#### RECORD LIST ####

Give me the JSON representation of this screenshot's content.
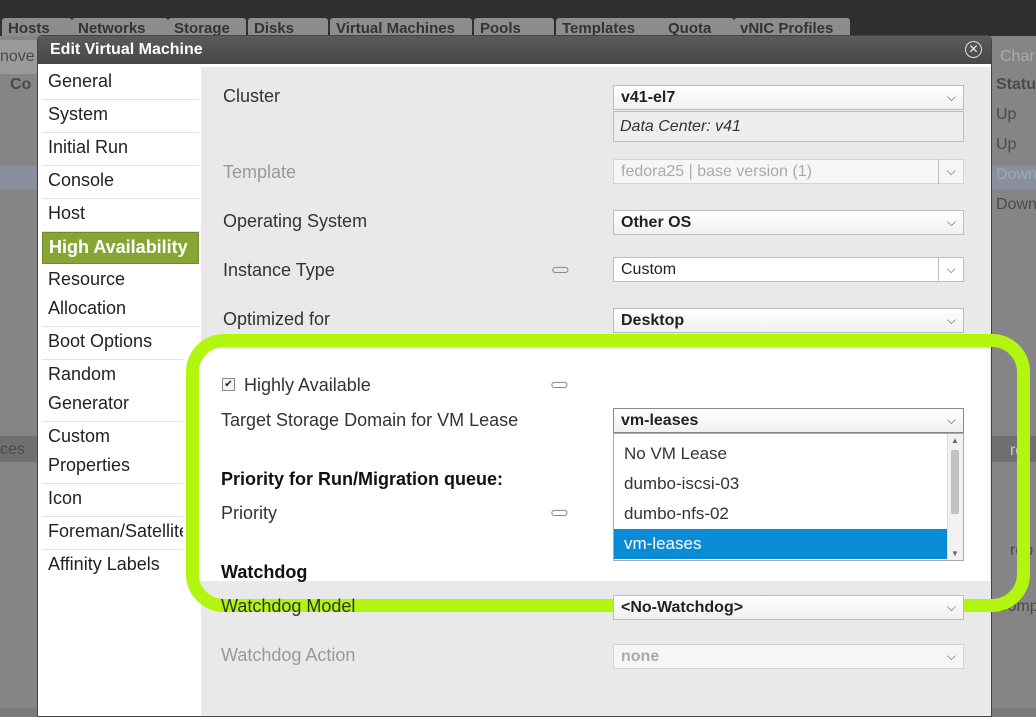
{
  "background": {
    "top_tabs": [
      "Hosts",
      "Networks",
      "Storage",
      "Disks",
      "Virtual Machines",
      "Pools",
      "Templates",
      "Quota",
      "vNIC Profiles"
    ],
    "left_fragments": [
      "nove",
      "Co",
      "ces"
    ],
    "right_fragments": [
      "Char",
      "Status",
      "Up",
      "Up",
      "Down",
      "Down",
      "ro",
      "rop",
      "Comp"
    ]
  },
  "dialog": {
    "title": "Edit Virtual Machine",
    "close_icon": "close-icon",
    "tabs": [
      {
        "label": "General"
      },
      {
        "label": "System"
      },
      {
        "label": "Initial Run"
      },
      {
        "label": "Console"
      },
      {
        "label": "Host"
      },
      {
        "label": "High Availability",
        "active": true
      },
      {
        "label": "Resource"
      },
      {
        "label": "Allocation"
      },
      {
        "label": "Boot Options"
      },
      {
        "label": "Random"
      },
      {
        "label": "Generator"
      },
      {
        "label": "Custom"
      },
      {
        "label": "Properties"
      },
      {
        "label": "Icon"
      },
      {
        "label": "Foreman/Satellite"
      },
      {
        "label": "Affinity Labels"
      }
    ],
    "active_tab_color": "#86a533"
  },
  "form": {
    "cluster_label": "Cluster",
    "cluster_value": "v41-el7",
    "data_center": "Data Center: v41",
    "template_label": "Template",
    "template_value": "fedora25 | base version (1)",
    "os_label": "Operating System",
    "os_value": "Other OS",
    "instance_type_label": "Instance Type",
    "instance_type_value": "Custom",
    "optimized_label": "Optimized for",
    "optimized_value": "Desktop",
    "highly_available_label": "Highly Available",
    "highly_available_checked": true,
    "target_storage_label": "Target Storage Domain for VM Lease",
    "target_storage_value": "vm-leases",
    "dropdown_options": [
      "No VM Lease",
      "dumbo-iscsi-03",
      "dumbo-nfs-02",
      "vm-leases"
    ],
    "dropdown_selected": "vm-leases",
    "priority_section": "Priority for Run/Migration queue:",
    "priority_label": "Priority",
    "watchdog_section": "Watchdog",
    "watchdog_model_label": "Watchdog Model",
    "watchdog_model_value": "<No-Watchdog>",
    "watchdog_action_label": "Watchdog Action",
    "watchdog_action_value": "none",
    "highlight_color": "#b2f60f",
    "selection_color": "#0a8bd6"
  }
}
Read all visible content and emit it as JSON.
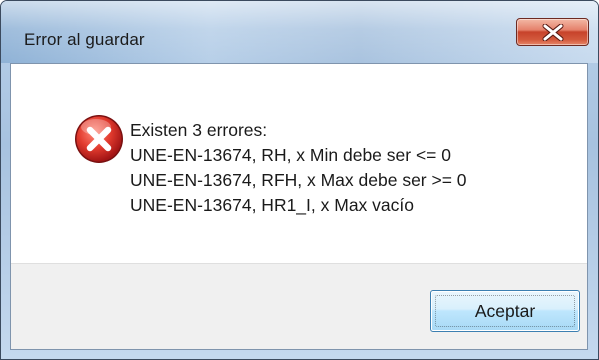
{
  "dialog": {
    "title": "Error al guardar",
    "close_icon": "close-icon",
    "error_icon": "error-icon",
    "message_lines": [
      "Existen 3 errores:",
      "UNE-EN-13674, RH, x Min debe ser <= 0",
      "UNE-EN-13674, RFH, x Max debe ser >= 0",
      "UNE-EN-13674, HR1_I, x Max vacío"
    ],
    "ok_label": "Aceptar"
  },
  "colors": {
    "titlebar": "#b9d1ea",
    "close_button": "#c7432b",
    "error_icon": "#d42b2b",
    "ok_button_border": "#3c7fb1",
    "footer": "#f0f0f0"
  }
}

####
#### RECORD LIST ####

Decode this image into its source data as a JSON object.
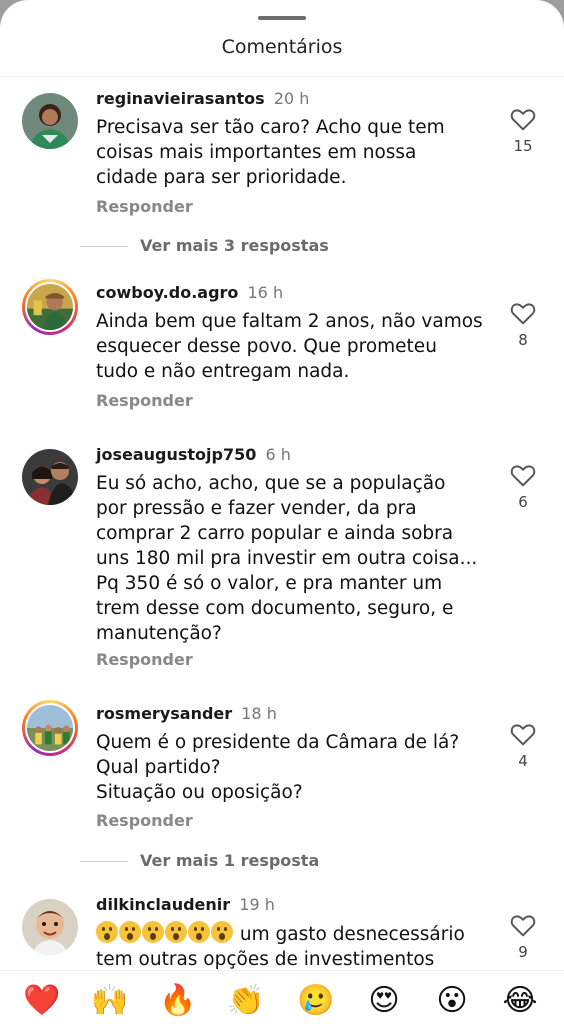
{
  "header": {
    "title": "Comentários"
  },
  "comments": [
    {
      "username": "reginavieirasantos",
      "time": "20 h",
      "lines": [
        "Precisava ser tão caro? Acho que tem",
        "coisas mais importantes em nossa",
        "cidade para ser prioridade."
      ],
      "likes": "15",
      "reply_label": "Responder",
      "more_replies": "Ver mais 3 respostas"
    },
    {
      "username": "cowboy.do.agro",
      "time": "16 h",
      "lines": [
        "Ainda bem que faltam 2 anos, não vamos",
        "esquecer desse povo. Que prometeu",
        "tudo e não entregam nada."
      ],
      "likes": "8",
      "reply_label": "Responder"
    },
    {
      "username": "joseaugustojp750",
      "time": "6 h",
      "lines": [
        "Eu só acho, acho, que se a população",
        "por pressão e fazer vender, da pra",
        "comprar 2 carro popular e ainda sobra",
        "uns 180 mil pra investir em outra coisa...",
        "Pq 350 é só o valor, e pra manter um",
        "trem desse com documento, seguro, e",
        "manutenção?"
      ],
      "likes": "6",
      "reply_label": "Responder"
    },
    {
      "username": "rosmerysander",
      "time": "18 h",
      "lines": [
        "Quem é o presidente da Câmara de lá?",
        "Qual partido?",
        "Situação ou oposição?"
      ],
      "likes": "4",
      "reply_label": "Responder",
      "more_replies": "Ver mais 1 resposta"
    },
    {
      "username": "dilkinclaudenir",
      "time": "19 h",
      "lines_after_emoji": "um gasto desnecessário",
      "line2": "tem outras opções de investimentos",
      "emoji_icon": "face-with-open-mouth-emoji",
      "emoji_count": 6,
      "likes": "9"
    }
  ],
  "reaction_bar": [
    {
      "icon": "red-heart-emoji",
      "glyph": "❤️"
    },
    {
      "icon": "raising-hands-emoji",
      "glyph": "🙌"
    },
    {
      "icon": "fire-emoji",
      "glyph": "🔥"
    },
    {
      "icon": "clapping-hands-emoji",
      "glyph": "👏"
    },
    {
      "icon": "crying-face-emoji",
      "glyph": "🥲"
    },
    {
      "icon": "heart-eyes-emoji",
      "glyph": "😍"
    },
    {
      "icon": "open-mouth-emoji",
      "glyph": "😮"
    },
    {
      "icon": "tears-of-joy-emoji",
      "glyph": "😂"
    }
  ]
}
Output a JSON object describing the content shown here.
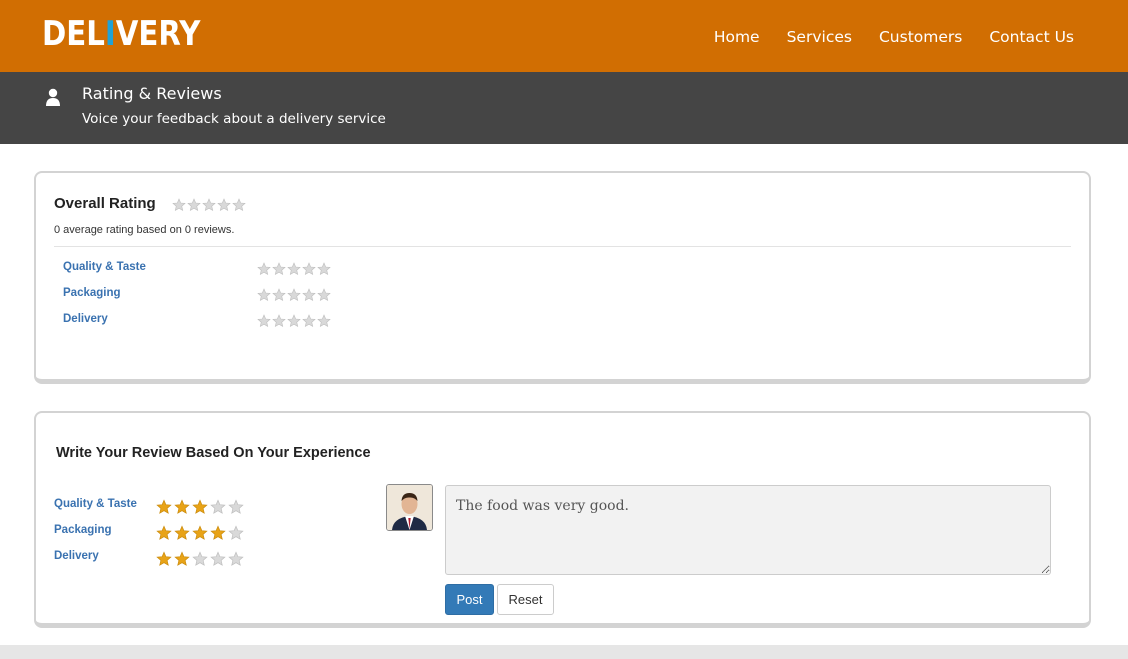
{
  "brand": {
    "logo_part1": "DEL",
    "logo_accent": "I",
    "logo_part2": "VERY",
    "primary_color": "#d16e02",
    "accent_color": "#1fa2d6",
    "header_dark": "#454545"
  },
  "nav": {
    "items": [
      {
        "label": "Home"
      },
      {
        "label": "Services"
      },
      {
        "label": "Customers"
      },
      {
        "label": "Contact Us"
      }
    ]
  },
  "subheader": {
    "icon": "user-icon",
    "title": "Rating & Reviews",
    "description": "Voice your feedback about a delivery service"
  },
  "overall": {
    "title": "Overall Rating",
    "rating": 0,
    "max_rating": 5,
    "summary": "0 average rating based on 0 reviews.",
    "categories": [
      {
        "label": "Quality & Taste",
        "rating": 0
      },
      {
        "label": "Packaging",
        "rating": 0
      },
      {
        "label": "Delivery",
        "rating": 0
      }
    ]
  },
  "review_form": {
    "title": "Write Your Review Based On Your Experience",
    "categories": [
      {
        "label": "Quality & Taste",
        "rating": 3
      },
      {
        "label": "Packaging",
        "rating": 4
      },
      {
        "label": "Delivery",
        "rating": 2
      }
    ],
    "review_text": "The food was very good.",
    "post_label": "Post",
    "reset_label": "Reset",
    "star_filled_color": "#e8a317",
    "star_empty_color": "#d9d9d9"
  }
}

####

Show every line in the entries where the string "debe" occurs.

      "UNE-EN-13674, RH, x Min debe ser <= 0",
      "UNE-EN-13674, RFH, x Max debe ser >= 0",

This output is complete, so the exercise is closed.